**** Dataset entries

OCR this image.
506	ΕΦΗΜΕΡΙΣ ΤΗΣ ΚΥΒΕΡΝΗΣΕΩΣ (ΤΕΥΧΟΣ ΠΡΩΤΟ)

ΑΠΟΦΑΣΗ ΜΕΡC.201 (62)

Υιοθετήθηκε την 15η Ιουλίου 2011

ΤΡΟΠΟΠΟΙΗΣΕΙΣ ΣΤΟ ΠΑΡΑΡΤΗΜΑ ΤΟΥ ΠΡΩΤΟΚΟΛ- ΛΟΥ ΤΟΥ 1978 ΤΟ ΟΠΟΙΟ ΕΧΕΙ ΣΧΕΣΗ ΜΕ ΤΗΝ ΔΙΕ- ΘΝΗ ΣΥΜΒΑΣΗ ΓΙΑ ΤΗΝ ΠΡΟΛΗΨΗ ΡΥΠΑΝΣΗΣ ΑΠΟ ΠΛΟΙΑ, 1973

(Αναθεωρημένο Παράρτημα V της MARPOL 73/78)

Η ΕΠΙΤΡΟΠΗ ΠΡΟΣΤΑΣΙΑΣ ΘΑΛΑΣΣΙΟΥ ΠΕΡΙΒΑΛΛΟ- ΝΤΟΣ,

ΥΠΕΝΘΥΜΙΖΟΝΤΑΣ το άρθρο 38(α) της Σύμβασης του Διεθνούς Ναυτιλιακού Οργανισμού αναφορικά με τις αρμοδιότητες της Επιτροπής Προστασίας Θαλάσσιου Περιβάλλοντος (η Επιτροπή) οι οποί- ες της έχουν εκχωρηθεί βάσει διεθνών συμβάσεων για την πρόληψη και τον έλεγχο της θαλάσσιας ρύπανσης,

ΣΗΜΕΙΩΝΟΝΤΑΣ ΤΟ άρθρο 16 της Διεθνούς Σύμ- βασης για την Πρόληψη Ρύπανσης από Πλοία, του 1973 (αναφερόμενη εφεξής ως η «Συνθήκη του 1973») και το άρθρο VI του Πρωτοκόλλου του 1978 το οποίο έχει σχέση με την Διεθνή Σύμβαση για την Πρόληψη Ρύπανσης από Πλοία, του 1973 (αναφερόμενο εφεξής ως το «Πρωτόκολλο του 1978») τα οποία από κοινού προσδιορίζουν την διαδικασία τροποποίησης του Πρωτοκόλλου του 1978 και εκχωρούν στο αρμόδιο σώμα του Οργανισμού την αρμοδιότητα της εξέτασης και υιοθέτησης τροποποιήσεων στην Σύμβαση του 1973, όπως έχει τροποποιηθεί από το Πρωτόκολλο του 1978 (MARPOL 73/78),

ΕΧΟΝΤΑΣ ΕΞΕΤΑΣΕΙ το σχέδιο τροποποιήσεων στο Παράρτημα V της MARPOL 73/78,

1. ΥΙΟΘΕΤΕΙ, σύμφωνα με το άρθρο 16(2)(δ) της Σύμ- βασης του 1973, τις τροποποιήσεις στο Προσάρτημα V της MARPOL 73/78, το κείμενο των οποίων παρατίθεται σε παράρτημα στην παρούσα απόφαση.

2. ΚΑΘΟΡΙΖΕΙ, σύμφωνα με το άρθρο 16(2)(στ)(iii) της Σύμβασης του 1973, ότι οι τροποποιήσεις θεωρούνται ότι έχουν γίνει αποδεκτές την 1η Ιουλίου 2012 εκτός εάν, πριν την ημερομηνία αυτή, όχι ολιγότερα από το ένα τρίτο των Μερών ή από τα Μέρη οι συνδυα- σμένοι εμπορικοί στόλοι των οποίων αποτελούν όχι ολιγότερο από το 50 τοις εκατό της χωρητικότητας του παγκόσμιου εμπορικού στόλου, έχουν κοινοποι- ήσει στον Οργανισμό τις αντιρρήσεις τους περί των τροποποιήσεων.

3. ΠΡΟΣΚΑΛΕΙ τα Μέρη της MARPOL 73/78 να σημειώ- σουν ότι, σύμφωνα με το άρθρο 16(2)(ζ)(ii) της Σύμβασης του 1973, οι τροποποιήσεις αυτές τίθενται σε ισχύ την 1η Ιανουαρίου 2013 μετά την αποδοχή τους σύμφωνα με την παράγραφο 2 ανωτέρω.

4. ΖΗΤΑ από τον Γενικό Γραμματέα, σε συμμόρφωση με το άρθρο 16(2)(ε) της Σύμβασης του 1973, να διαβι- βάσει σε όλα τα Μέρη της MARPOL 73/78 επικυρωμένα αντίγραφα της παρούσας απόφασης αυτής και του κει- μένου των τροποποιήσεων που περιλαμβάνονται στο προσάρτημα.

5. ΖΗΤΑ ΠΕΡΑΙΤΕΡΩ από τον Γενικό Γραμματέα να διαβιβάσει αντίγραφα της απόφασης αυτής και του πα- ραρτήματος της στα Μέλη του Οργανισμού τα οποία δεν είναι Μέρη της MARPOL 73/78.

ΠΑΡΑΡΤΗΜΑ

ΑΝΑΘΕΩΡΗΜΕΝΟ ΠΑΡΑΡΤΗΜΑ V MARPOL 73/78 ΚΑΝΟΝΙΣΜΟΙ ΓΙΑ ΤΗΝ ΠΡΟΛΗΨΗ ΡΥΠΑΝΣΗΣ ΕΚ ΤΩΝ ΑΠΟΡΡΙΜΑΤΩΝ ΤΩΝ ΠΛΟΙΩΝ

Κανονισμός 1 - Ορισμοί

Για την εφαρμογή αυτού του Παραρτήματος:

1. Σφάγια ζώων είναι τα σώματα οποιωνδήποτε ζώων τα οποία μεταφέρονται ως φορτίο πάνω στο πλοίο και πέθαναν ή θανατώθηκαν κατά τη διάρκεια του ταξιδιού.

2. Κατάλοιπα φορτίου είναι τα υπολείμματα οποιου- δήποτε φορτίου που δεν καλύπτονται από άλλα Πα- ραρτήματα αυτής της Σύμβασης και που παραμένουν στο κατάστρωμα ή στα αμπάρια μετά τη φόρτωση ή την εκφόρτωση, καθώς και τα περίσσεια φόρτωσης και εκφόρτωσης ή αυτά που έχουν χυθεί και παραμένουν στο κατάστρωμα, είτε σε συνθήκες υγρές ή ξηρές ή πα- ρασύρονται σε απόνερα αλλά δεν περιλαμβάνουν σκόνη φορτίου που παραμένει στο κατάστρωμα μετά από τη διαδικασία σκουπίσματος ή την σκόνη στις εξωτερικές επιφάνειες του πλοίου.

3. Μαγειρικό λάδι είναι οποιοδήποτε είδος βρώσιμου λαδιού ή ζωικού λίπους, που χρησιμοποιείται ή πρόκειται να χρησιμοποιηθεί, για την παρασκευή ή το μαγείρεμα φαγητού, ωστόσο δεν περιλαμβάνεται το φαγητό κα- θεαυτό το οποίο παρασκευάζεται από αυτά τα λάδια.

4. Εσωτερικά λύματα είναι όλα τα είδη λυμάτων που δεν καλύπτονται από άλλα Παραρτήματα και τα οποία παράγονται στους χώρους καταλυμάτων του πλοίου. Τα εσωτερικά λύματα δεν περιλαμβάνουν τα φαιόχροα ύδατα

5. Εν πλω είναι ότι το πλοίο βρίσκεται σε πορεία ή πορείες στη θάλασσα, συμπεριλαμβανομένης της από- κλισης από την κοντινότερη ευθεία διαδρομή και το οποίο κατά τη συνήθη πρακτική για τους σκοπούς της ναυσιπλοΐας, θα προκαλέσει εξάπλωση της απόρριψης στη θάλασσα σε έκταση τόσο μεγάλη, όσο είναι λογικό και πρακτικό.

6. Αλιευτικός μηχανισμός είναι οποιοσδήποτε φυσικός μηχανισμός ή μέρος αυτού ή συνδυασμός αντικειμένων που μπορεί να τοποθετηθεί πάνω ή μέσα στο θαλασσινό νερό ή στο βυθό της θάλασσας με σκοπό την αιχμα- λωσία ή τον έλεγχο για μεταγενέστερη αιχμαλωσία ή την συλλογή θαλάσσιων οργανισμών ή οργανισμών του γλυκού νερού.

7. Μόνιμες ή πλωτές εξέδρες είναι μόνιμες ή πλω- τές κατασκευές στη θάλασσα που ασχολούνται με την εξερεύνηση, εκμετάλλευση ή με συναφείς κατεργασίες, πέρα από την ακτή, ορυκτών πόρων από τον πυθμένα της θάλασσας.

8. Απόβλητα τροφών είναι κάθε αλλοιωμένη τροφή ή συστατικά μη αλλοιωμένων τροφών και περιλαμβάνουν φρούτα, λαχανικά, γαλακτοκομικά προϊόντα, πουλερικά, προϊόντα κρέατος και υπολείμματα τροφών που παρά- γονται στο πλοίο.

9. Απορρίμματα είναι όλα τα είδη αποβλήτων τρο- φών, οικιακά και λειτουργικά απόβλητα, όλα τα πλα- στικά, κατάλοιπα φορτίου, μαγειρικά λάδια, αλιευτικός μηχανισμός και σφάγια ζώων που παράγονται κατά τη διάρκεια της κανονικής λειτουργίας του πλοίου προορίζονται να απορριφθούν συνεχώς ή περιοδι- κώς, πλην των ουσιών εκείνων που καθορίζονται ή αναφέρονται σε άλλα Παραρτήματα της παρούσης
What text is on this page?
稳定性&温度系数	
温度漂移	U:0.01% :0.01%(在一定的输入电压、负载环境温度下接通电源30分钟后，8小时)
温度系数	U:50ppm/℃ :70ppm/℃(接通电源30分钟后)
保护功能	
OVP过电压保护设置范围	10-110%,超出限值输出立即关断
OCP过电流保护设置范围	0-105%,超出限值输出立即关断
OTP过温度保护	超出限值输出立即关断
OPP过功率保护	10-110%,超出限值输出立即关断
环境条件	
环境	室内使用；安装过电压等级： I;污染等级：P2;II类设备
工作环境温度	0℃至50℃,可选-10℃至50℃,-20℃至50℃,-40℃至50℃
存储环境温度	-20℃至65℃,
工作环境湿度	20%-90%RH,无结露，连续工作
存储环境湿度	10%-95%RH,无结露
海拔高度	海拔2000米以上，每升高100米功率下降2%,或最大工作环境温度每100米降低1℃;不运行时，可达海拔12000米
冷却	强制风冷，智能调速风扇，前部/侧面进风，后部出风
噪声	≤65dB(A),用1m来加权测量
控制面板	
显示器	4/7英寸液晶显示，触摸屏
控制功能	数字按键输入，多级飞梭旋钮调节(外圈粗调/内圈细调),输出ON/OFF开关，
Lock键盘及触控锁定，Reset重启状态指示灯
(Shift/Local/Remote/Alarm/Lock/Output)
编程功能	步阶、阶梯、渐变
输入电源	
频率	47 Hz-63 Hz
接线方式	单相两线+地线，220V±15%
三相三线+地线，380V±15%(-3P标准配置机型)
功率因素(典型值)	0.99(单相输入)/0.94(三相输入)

********

Exercise task: Extract every line of the records above that contains the word "αυτού".

Solution to this exercise:
Για την εφαρμογή αυτού του Παραρτήματος:
6. Αλιευτικός μηχανισμός είναι οποιοσδήποτε φυσικός μηχανισμός ή μέρος αυτού ή συνδυασμός αντικειμένων που μπορεί να τοποθετηθεί πάνω ή μέσα στο θαλασσινό νερό ή στο βυθό της θάλασσας με σκοπό την αιχμα- λωσία ή τον έλεγχο για μεταγενέστερη αιχμαλωσία ή την συλλογή θαλάσσιων οργανισμών ή οργανισμών του γλυκού νερού.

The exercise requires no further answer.